(Stored items)

[start]

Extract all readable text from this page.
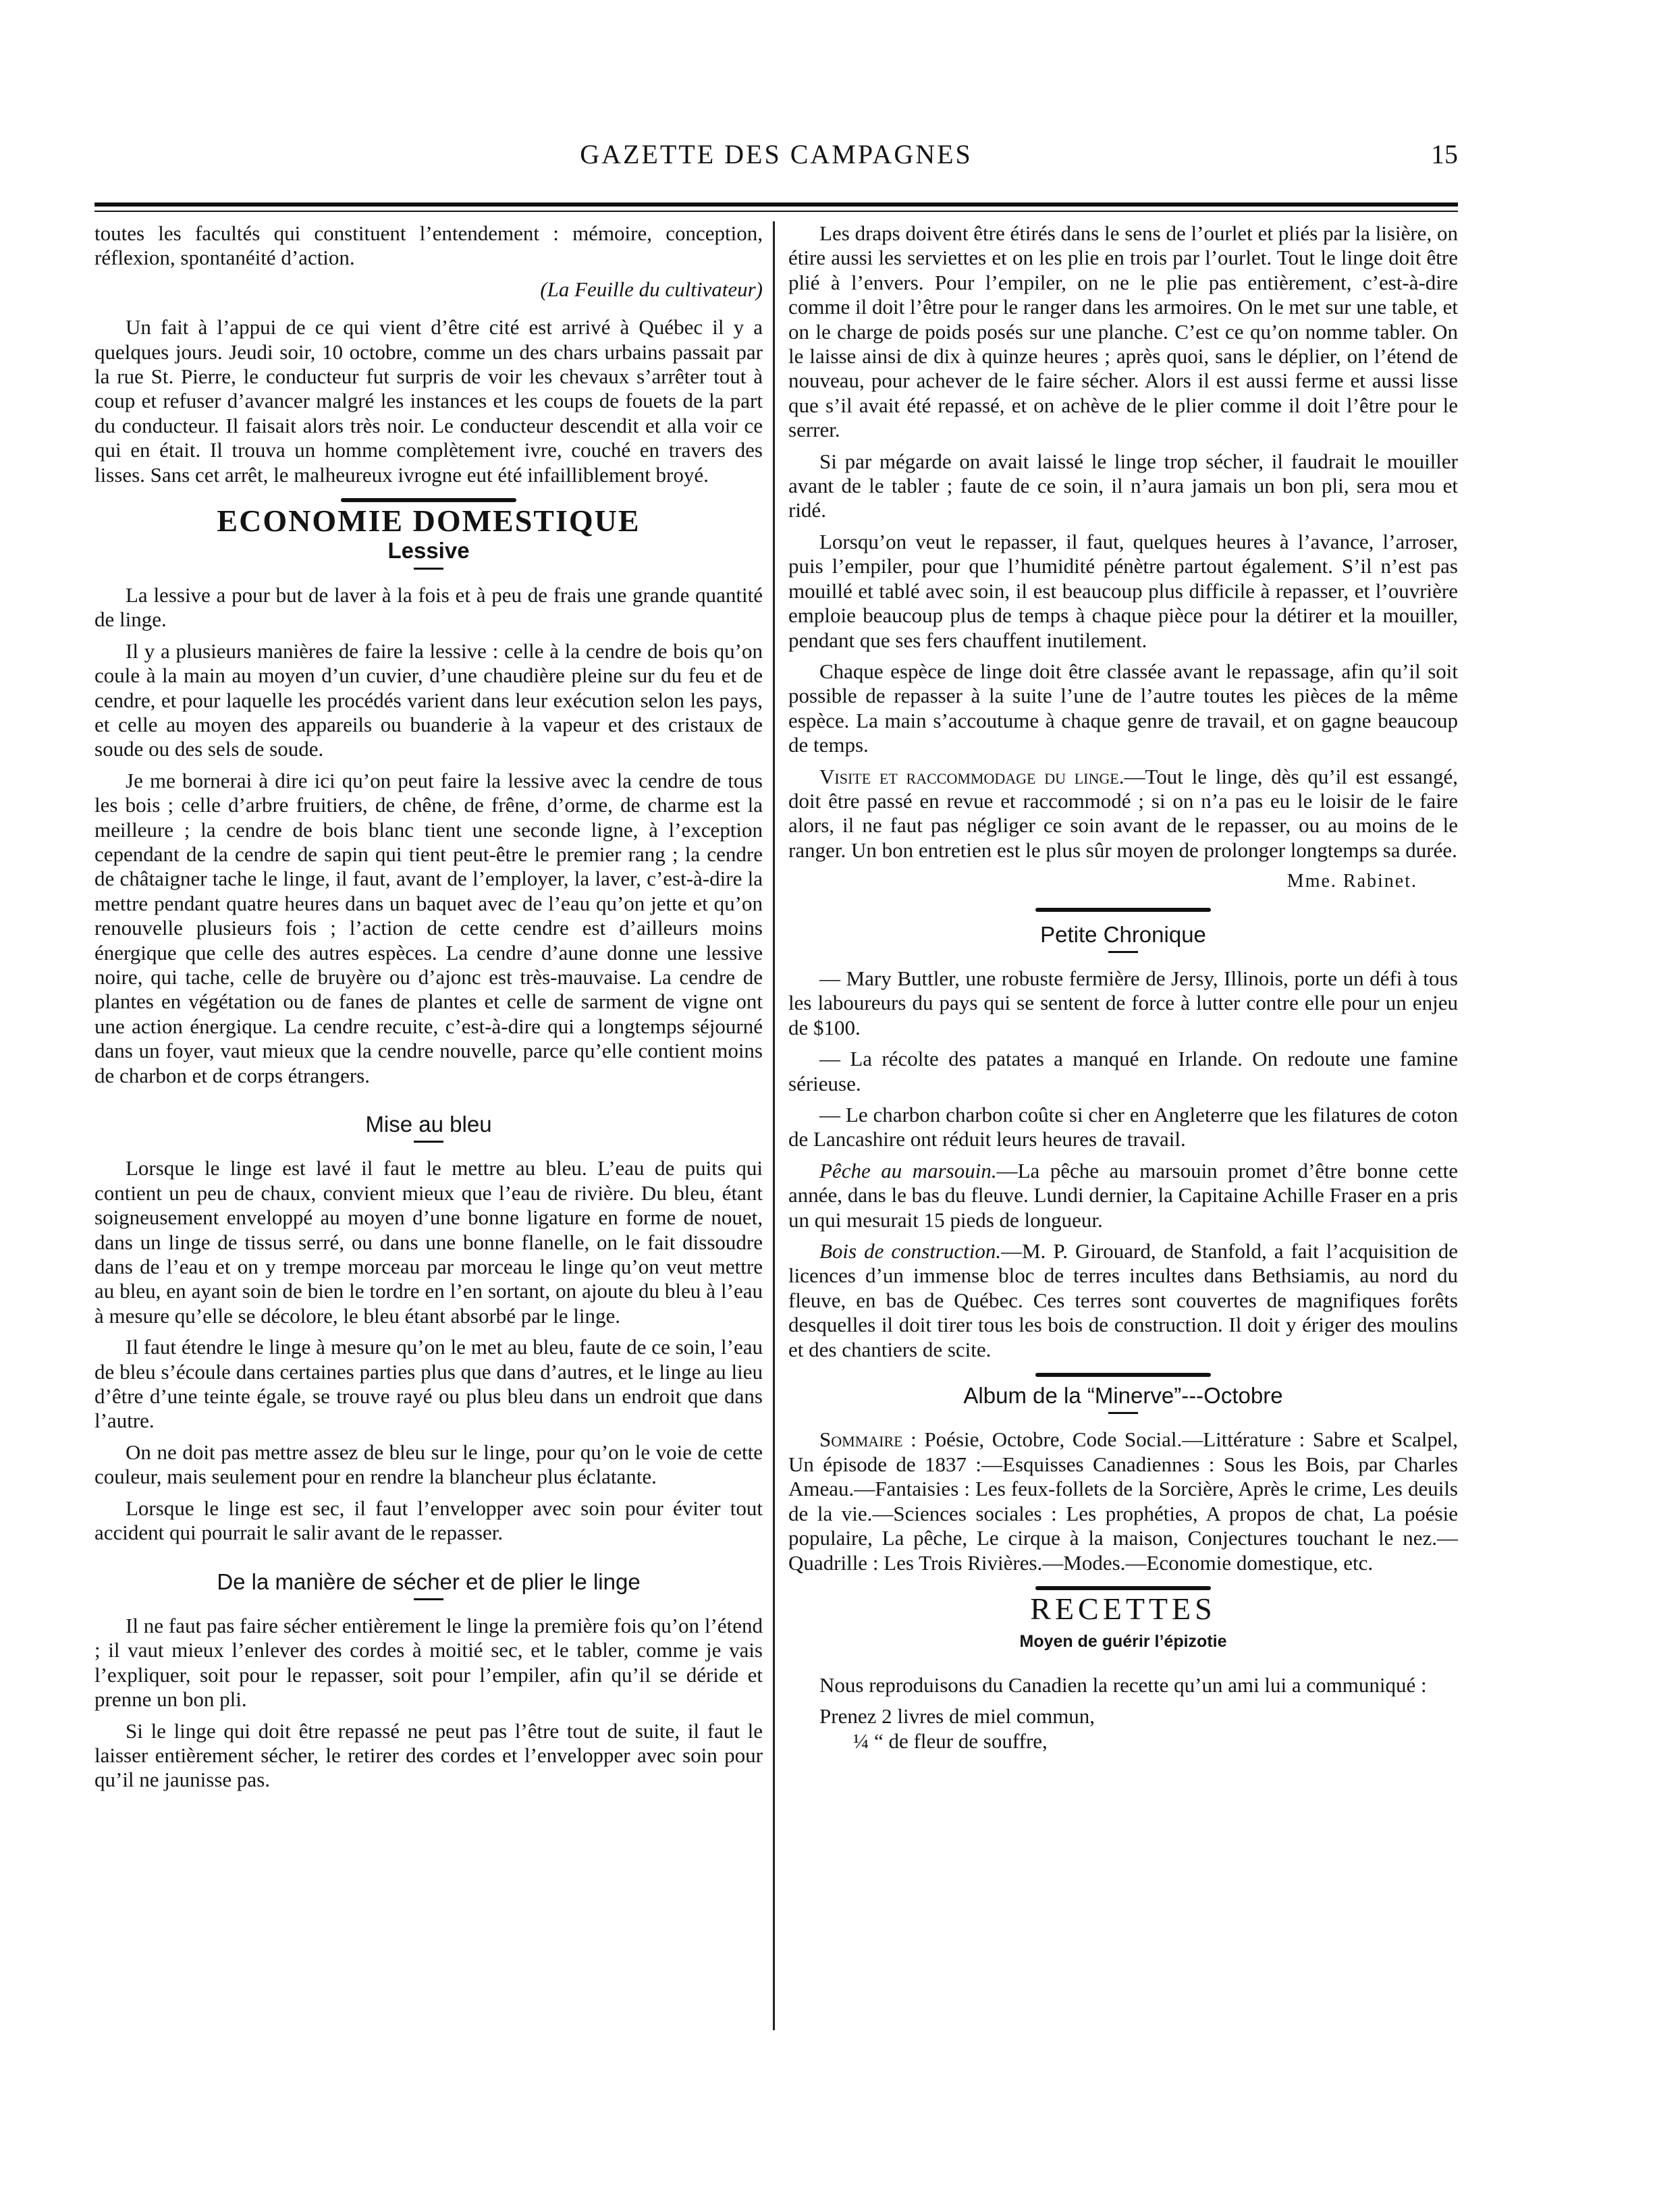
GAZETTE DES CAMPAGNES	15

toutes les facultés qui constituent l’entendement : mémoire, conception, réflexion, spontanéité d’action.

(La Feuille du cultivateur)

Un fait à l’appui de ce qui vient d’être cité est arrivé à Québec il y a quelques jours. Jeudi soir, 10 octobre, comme un des chars urbains passait par la rue St. Pierre, le conducteur fut surpris de voir les chevaux s’arrêter tout à coup et refuser d’avancer malgré les instances et les coups de fouets de la part du conducteur. Il faisait alors très noir. Le conducteur descendit et alla voir ce qui en était. Il trouva un homme complètement ivre, couché en travers des lisses. Sans cet arrêt, le malheureux ivrogne eut été infailliblement broyé.

ECONOMIE DOMESTIQUE
Lessive

La lessive a pour but de laver à la fois et à peu de frais une grande quantité de linge.

Il y a plusieurs manières de faire la lessive : celle à la cendre de bois qu’on coule à la main au moyen d’un cuvier, d’une chaudière pleine sur du feu et de cendre, et pour laquelle les procédés varient dans leur exécution selon les pays, et celle au moyen des appareils ou buanderie à la vapeur et des cristaux de soude ou des sels de soude.

Je me bornerai à dire ici qu’on peut faire la lessive avec la cendre de tous les bois ; celle d’arbre fruitiers, de chêne, de frêne, d’orme, de charme est la meilleure ; la cendre de bois blanc tient une seconde ligne, à l’exception cependant de la cendre de sapin qui tient peut-être le premier rang ; la cendre de châtaigner tache le linge, il faut, avant de l’employer, la laver, c’est-à-dire la mettre pendant quatre heures dans un baquet avec de l’eau qu’on jette et qu’on renouvelle plusieurs fois ; l’action de cette cendre est d’ailleurs moins énergique que celle des autres espèces. La cendre d’aune donne une lessive noire, qui tache, celle de bruyère ou d’ajonc est très-mauvaise. La cendre de plantes en végétation ou de fanes de plantes et celle de sarment de vigne ont une action énergique. La cendre recuite, c’est-à-dire qui a longtemps séjourné dans un foyer, vaut mieux que la cendre nouvelle, parce qu’elle contient moins de charbon et de corps étrangers.

Mise au bleu

Lorsque le linge est lavé il faut le mettre au bleu. L’eau de puits qui contient un peu de chaux, convient mieux que l’eau de rivière. Du bleu, étant soigneusement enveloppé au moyen d’une bonne ligature en forme de nouet, dans un linge de tissus serré, ou dans une bonne flanelle, on le fait dissoudre dans de l’eau et on y trempe morceau par morceau le linge qu’on veut mettre au bleu, en ayant soin de bien le tordre en l’en sortant, on ajoute du bleu à l’eau à mesure qu’elle se décolore, le bleu étant absorbé par le linge.

Il faut étendre le linge à mesure qu’on le met au bleu, faute de ce soin, l’eau de bleu s’écoule dans certaines parties plus que dans d’autres, et le linge au lieu d’être d’une teinte égale, se trouve rayé ou plus bleu dans un endroit que dans l’autre.

On ne doit pas mettre assez de bleu sur le linge, pour qu’on le voie de cette couleur, mais seulement pour en rendre la blancheur plus éclatante.

Lorsque le linge est sec, il faut l’envelopper avec soin pour éviter tout accident qui pourrait le salir avant de le repasser.

De la manière de sécher et de plier le linge

Il ne faut pas faire sécher entièrement le linge la première fois qu’on l’étend ; il vaut mieux l’enlever des cordes à moitié sec, et le tabler, comme je vais l’expliquer, soit pour le repasser, soit pour l’empiler, afin qu’il se déride et prenne un bon pli.

Si le linge qui doit être repassé ne peut pas l’être tout de suite, il faut le laisser entièrement sécher, le retirer des cordes et l’envelopper avec soin pour qu’il ne jaunisse pas.

Les draps doivent être étirés dans le sens de l’ourlet et pliés par la lisière, on étire aussi les serviettes et on les plie en trois par l’ourlet. Tout le linge doit être plié à l’envers. Pour l’empiler, on ne le plie pas entièrement, c’est-à-dire comme il doit l’être pour le ranger dans les armoires. On le met sur une table, et on le charge de poids posés sur une planche. C’est ce qu’on nomme tabler. On le laisse ainsi de dix à quinze heures ; après quoi, sans le déplier, on l’étend de nouveau, pour achever de le faire sécher. Alors il est aussi ferme et aussi lisse que s’il avait été repassé, et on achève de le plier comme il doit l’être pour le serrer.

Si par mégarde on avait laissé le linge trop sécher, il faudrait le mouiller avant de le tabler ; faute de ce soin, il n’aura jamais un bon pli, sera mou et ridé.

Lorsqu’on veut le repasser, il faut, quelques heures à l’avance, l’arroser, puis l’empiler, pour que l’humidité pénètre partout également. S’il n’est pas mouillé et tablé avec soin, il est beaucoup plus difficile à repasser, et l’ouvrière emploie beaucoup plus de temps à chaque pièce pour la détirer et la mouiller, pendant que ses fers chauffent inutilement.

Chaque espèce de linge doit être classée avant le repassage, afin qu’il soit possible de repasser à la suite l’une de l’autre toutes les pièces de la même espèce. La main s’accoutume à chaque genre de travail, et on gagne beaucoup de temps.

Visite et raccommodage du linge.—Tout le linge, dès qu’il est essangé, doit être passé en revue et raccommodé ; si on n’a pas eu le loisir de le faire alors, il ne faut pas négliger ce soin avant de le repasser, ou au moins de le ranger. Un bon entretien est le plus sûr moyen de prolonger longtemps sa durée.

Mme. Rabinet.
Petite Chronique
— Mary Buttler, une robuste fermière de Jersy, Illinois, porte un défi à tous les laboureurs du pays qui se sentent de force à lutter contre elle pour un enjeu de $100.
— La récolte des patates a manqué en Irlande. On redoute une famine sérieuse.
— Le charbon charbon coûte si cher en Angleterre que les filatures de coton de Lancashire ont réduit leurs heures de travail.

Pêche au marsouin.—La pêche au marsouin promet d’être bonne cette année, dans le bas du fleuve. Lundi dernier, la Capitaine Achille Fraser en a pris un qui mesurait 15 pieds de longueur.

Bois de construction.—M. P. Girouard, de Stanfold, a fait l’acquisition de licences d’un immense bloc de terres incultes dans Bethsiamis, au nord du fleuve, en bas de Québec. Ces terres sont couvertes de magnifiques forêts desquelles il doit tirer tous les bois de construction. Il doit y ériger des moulins et des chantiers de scite.

Album de la “Minerve”---Octobre

Sommaire : Poésie, Octobre, Code Social.—Littérature : Sabre et Scalpel, Un épisode de 1837 :—Esquisses Canadiennes : Sous les Bois, par Charles Ameau.—Fantaisies : Les feux-follets de la Sorcière, Après le crime, Les deuils de la vie.—Sciences sociales : Les prophéties, A propos de chat, La poésie populaire, La pêche, Le cirque à la maison, Conjectures touchant le nez.—Quadrille : Les Trois Rivières.—Modes.—Economie domestique, etc.

RECETTES
Moyen de guérir l’épizotie

Nous reproduisons du Canadien la recette qu’un ami lui a communiqué :

Prenez 2 livres de miel commun,
¼ “ de fleur de souffre,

[end]

* _Task to carry out_:
Say how many lines hold the word "cordes", giving the number and nothing else.

* _Result_:
2